Given problem:
Only lines with the word "flex" are needed; collect each of them from the listing below.

--- start Provided data ---

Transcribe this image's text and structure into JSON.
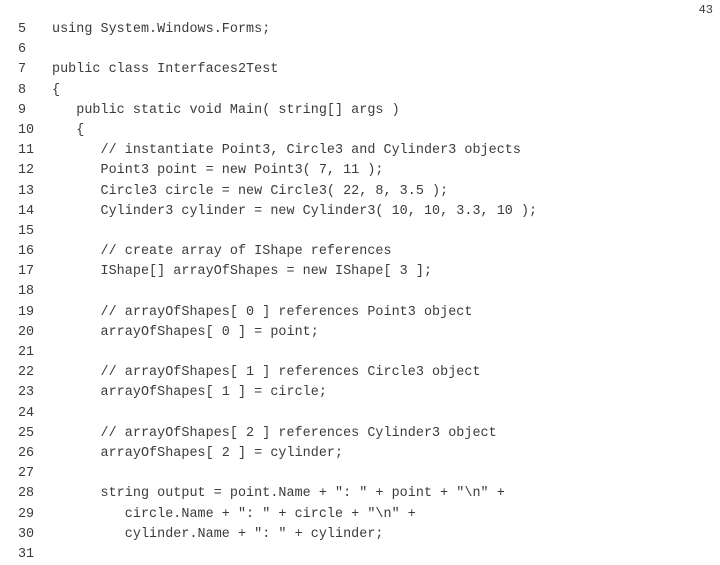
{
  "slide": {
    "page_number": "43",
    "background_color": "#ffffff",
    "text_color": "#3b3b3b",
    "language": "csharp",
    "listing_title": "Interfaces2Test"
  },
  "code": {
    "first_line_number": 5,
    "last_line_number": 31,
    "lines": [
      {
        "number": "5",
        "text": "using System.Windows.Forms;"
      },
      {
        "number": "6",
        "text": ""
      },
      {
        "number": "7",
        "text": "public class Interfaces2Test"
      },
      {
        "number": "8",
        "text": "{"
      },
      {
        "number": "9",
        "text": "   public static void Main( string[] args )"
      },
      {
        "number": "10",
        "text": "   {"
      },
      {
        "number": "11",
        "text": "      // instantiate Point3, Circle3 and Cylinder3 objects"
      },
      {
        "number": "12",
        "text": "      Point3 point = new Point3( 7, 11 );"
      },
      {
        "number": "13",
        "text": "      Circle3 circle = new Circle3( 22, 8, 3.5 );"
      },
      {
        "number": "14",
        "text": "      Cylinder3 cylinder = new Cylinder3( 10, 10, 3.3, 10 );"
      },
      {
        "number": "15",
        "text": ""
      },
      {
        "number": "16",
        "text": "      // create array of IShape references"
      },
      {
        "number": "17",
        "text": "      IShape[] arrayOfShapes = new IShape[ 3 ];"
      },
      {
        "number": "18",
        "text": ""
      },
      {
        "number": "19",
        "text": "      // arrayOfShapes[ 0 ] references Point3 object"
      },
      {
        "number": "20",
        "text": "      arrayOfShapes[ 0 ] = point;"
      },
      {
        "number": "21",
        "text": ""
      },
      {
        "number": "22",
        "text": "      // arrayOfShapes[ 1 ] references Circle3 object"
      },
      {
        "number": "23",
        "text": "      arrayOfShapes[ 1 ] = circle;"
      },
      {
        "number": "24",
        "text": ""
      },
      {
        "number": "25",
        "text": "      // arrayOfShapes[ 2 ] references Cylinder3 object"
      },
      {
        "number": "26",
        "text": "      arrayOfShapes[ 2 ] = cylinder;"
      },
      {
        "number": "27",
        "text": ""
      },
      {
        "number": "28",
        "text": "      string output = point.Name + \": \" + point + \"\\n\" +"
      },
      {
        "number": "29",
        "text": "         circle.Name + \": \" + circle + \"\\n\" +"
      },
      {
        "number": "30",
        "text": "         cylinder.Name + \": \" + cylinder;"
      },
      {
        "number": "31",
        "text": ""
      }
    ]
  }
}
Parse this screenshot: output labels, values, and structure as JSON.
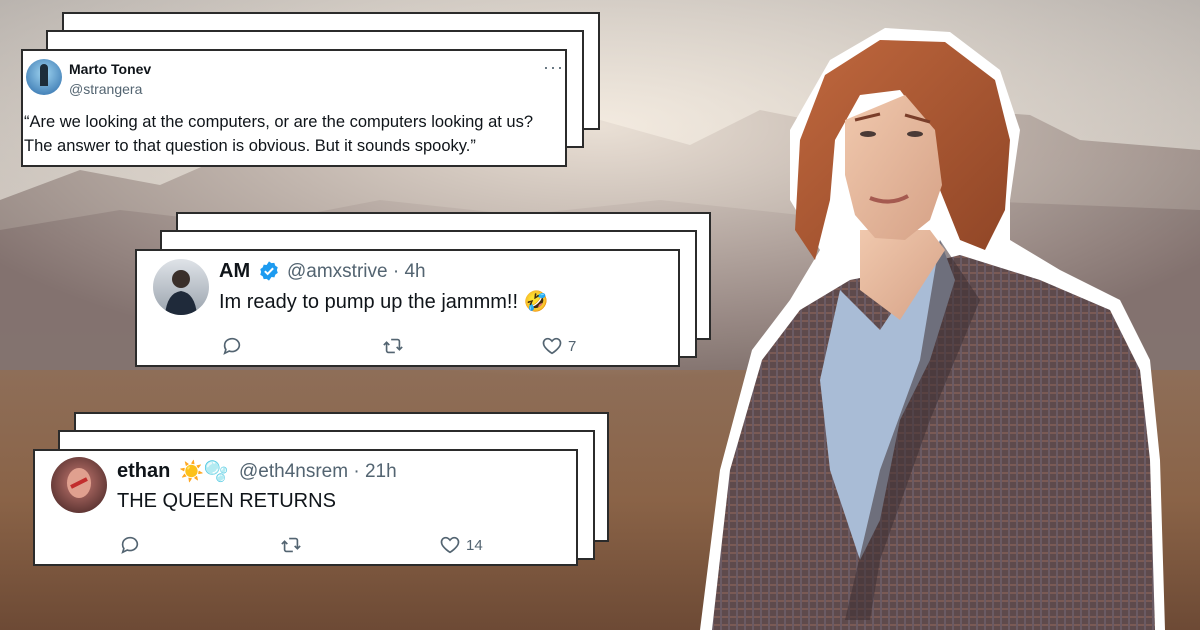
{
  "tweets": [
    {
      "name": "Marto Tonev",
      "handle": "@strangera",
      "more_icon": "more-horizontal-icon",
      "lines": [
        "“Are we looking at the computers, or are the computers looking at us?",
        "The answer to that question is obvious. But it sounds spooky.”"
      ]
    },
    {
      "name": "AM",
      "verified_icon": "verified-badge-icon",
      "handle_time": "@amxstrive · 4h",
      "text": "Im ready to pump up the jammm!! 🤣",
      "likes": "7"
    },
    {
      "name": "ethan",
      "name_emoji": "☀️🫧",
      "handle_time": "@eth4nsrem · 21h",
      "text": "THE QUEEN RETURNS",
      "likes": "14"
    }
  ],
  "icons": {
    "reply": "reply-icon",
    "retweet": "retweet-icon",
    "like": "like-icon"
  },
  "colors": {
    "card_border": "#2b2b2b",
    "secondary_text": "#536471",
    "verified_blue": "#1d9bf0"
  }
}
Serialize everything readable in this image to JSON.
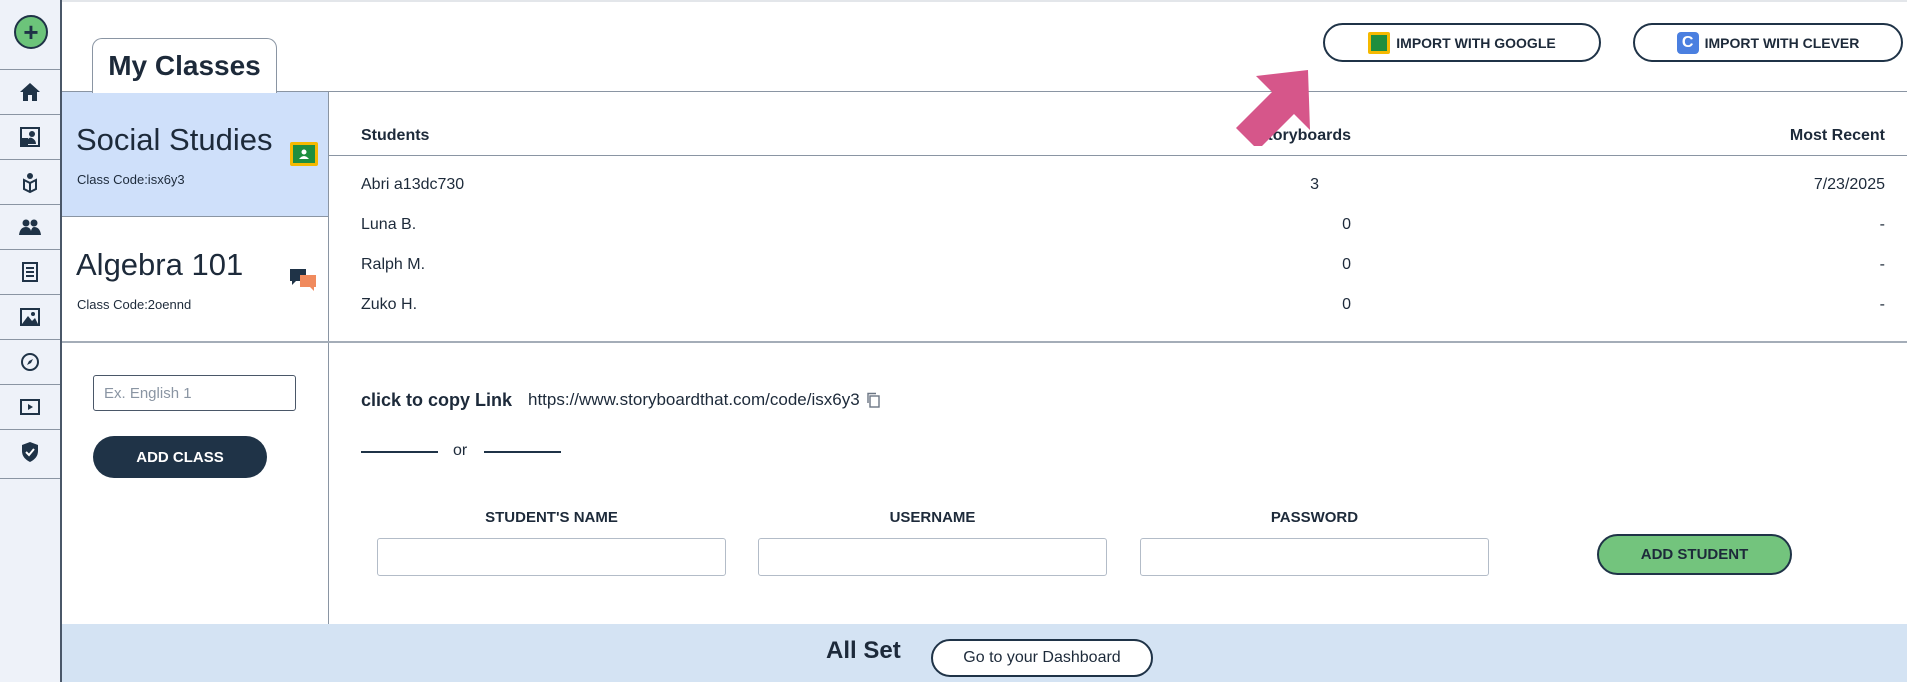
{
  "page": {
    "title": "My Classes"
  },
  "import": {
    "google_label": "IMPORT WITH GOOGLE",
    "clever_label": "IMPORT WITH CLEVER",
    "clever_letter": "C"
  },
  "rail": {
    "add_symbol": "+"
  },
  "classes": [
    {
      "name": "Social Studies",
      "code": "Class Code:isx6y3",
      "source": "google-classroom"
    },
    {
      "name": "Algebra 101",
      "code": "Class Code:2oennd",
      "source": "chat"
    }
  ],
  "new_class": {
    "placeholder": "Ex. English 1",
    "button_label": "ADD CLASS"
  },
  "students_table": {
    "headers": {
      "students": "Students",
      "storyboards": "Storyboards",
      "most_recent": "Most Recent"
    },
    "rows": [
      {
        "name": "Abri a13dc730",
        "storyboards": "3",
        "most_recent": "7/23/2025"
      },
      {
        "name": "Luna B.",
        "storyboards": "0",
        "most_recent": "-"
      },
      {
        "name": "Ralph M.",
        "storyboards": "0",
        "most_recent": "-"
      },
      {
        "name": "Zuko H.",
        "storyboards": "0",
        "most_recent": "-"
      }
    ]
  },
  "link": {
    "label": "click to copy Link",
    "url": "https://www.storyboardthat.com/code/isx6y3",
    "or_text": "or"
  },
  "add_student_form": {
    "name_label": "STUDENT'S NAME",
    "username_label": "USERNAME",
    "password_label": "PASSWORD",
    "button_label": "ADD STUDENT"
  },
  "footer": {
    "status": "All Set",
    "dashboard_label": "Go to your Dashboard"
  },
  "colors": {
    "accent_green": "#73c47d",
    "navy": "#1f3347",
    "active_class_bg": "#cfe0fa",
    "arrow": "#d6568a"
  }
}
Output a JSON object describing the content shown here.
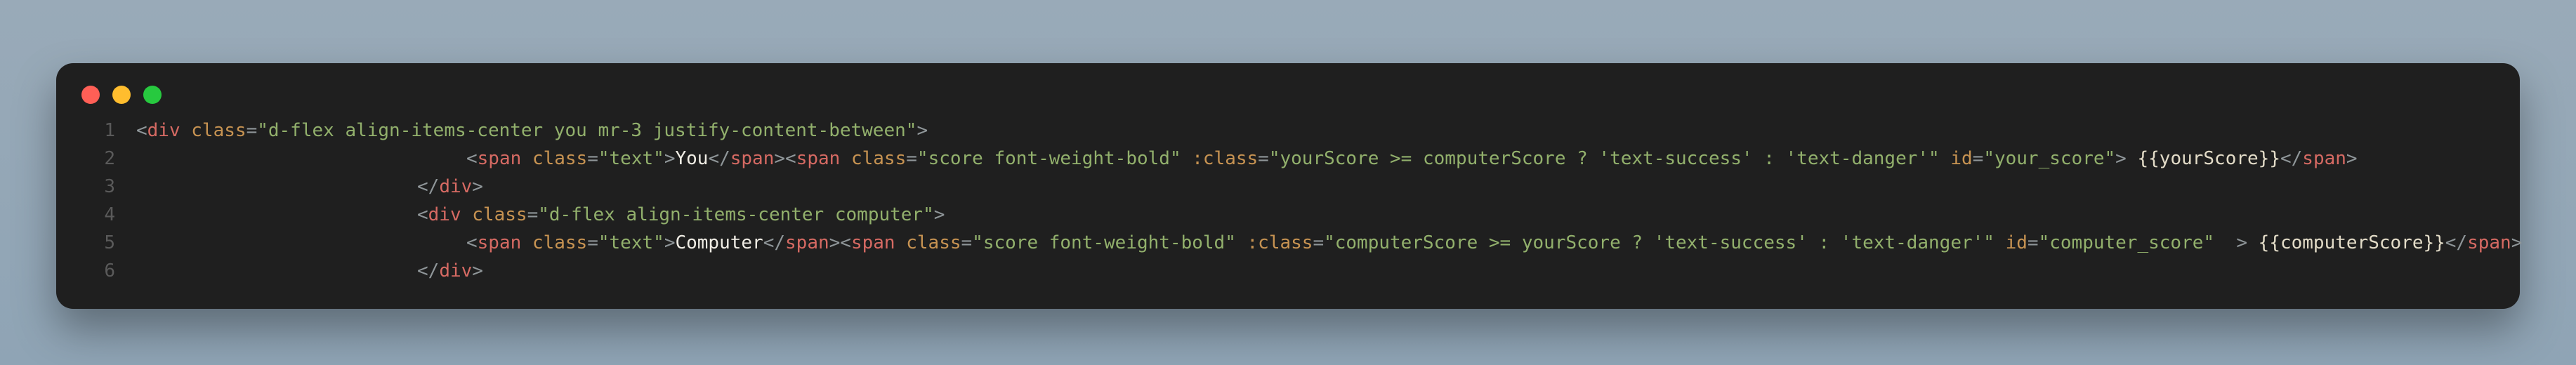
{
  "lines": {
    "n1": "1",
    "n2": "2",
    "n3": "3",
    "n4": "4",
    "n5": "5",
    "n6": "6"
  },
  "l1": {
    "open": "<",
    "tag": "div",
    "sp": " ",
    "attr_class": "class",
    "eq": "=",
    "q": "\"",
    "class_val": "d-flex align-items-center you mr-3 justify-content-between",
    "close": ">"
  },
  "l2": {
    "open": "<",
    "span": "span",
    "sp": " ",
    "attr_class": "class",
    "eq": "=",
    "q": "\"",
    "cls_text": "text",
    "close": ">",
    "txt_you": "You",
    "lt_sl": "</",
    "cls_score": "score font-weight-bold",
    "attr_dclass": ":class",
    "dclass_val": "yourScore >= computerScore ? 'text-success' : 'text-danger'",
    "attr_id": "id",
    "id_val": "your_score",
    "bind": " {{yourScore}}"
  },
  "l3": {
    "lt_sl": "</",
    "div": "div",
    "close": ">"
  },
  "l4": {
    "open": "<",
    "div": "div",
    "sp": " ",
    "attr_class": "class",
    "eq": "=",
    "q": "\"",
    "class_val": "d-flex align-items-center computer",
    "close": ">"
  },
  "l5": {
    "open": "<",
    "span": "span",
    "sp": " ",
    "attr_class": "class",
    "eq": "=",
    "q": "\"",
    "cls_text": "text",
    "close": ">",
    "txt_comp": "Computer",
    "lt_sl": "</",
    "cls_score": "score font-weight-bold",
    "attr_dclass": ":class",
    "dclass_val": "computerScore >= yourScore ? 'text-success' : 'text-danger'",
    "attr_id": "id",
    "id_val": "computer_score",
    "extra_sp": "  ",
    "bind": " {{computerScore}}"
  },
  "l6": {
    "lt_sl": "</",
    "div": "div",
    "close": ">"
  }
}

--- end Provided data ---

Task result:
    "class_val": "d-flex align-items-center you mr-3 justify-content-between",
    "class_val": "d-flex align-items-center computer",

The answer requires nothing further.